** Begin TEXT SEGMENT **
Phase 6: Log Management and Audit Trail
Configure journald for persistent storage and sensible retention, then wire up logrotate for any plain-text logs your scripts write:
# /etc/systemd/journald.conf.d/99-production.conf
[Journal]
Storage=persistent # Survive reboots (default is "auto", which is volatile if /run only)
Compress=yes
SystemMaxUse=2G # Journals never consume more than 2 GB on disk
SystemKeepFree=500M # Always leave 500 MB free
MaxRetentionSec=90day # Auto-prune entries older than 90 days
MaxFileSec=1week # Rotate individual journal files weekly
ForwardToSyslog=no # Do not double-write to rsyslog (saves I/O)
# Restart journald to apply
systemctl restart systemd-journald
# Inspect current journal disk usage
journalctl --disk-usage
# Manually vacuum to target size (useful after changing limits):
journalctl --vacuum-size=1G
journalctl --vacuum-time=90d
# logrotate config for our custom alert log
cat > /etc/logrotate.d/disk-alert <<'EOF'
/var/log/disk-alert.log {
daily
rotate 30
compress
delaycompress
missingok
notifempty
create 640 root adm
}
EOF
# Test logrotate config (dry-run)
logrotate -d /etc/logrotate.d/disk-alert
Phase 7: Scheduled Maintenance Tasks
Every production server needs a set of recurring housekeeping jobs. We use both cron (for simple commands) and systemd timers (for jobs that need dependency tracking or resource limits):
# /etc/cron.d/server-maintenance
# All times are UTC (servers must always run in UTC — local time zones are a source of bugs)
# Security patches: unattended daily (only security updates, not all updates)
0 3 * * * root unattended-upgrades -d >> /var/log/unattended-upgrades/unattended-upgrades.log 2>&1
# Weekly full package update (review before applying on critical systems)
0 4 * * 0 root apt-get update -qq && apt-get upgrade -y -q >> /var/log/apt-weekly.log 2>&1
# Daily disk check
*/15 * * * * root /usr/local/bin/disk-alert.sh
# Remove old temp files older than 7 days (prevent /tmp from filling up)
** End TEXT SEGMENT **
** Begin COLLECTED DATA **
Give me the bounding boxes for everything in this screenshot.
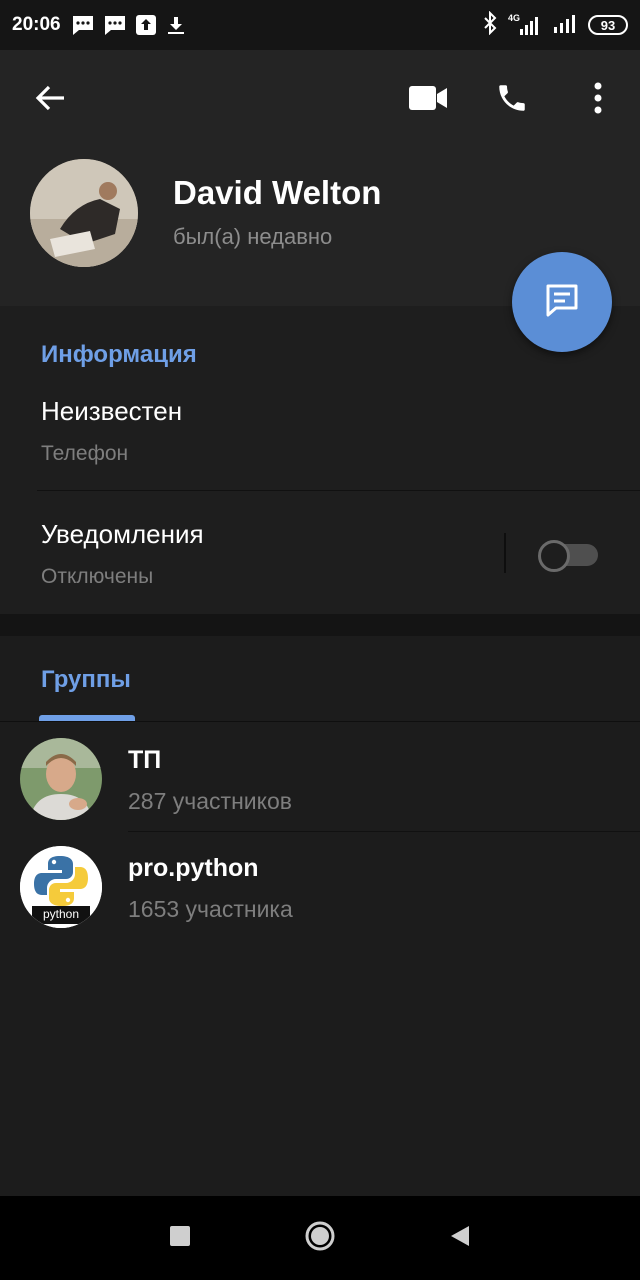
** End COLLECTED DATA **
PROBLEM TO WORK ON —
For each statement, say yes or no to whether it agrees with the server log setup text, and quote the words from the text that decide it.
1. Journal files are limited to 2 GB of disk space.
2. The logrotate config keeps 90 rotated copies of the alert log.
3. Journald is set to pass its entries on to rsyslog.
The material comes from a different source than the text.

WRITTEN ANSWER —
1. Yes: "SystemMaxUse=2G # Journals never consume more than 2 GB on disk"
2. No: "rotate 30"
3. No: "ForwardToSyslog=no # Do not double-write to rsyslog (saves I/O)"